Write out the records again, exactly, leaving none out.

─── Raw data ───

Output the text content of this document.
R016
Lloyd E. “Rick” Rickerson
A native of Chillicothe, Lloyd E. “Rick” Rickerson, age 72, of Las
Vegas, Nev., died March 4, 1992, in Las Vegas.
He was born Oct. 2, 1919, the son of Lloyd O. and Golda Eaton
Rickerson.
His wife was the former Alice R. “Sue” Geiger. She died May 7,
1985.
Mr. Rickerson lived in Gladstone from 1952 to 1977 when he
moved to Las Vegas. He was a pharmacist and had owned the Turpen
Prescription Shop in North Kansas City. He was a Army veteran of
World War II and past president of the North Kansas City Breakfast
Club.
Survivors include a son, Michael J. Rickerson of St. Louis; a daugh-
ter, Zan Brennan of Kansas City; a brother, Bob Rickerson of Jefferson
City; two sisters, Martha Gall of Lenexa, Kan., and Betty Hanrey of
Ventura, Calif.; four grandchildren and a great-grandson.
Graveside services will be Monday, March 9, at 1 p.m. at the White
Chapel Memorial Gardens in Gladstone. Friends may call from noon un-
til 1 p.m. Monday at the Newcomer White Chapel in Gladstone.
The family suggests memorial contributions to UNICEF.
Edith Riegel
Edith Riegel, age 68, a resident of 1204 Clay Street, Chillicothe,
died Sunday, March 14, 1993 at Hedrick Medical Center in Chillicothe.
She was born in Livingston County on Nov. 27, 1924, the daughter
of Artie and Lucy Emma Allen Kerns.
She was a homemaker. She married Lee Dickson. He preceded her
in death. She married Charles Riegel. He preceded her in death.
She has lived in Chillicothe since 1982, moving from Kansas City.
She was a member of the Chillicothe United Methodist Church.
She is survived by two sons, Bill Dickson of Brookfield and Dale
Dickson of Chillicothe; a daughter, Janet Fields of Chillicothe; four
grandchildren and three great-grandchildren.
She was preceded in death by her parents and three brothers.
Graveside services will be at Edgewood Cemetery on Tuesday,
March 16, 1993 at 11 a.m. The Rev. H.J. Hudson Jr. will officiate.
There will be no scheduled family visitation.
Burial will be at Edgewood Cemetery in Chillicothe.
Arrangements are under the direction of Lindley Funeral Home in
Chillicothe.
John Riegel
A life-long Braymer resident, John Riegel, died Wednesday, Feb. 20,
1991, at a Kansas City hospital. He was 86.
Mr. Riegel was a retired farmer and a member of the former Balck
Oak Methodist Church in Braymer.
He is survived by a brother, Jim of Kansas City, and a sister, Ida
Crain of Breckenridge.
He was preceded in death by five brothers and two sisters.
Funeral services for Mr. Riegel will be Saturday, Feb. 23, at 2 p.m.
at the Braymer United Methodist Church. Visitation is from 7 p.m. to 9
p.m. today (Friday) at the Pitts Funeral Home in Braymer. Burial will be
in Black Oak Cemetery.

───

Answer for this exercise:
Output the text content of this document.
R016
Lloyd E. “Rick” Rickerson
A native of Chillicothe, Lloyd E. “Rick” Rickerson, age 72, of Las
Vegas, Nev., died March 4, 1992, in Las Vegas.
He was born Oct. 2, 1919, the son of Lloyd O. and Golda Eaton
Rickerson.
His wife was the former Alice R. “Sue” Geiger. She died May 7,
1985.
Mr. Rickerson lived in Gladstone from 1952 to 1977 when he
moved to Las Vegas. He was a pharmacist and had owned the Turpen
Prescription Shop in North Kansas City. He was a Army veteran of
World War II and past president of the North Kansas City Breakfast
Club.
Survivors include a son, Michael J. Rickerson of St. Louis; a daugh-
ter, Zan Brennan of Kansas City; a brother, Bob Rickerson of Jefferson
City; two sisters, Martha Gall of Lenexa, Kan., and Betty Hanrey of
Ventura, Calif.; four grandchildren and a great-grandson.
Graveside services will be Monday, March 9, at 1 p.m. at the White
Chapel Memorial Gardens in Gladstone. Friends may call from noon un-
til 1 p.m. Monday at the Newcomer White Chapel in Gladstone.
The family suggests memorial contributions to UNICEF.
Edith Riegel
Edith Riegel, age 68, a resident of 1204 Clay Street, Chillicothe,
died Sunday, March 14, 1993 at Hedrick Medical Center in Chillicothe.
She was born in Livingston County on Nov. 27, 1924, the daughter
of Artie and Lucy Emma Allen Kerns.
She was a homemaker. She married Lee Dickson. He preceded her
in death. She married Charles Riegel. He preceded her in death.
She has lived in Chillicothe since 1982, moving from Kansas City.
She was a member of the Chillicothe United Methodist Church.
She is survived by two sons, Bill Dickson of Brookfield and Dale
Dickson of Chillicothe; a daughter, Janet Fields of Chillicothe; four
grandchildren and three great-grandchildren.
She was preceded in death by her parents and three brothers.
Graveside services will be at Edgewood Cemetery on Tuesday,
March 16, 1993 at 11 a.m. The Rev. H.J. Hudson Jr. will officiate.
There will be no scheduled family visitation.
Burial will be at Edgewood Cemetery in Chillicothe.
Arrangements are under the direction of Lindley Funeral Home in
Chillicothe.
John Riegel
A life-long Braymer resident, John Riegel, died Wednesday, Feb. 20,
1991, at a Kansas City hospital. He was 86.
Mr. Riegel was a retired farmer and a member of the former Balck
Oak Methodist Church in Braymer.
He is survived by a brother, Jim of Kansas City, and a sister, Ida
Crain of Breckenridge.
He was preceded in death by five brothers and two sisters.
Funeral services for Mr. Riegel will be Saturday, Feb. 23, at 2 p.m.
at the Braymer United Methodist Church. Visitation is from 7 p.m. to 9
p.m. today (Friday) at the Pitts Funeral Home in Braymer. Burial will be
in Black Oak Cemetery.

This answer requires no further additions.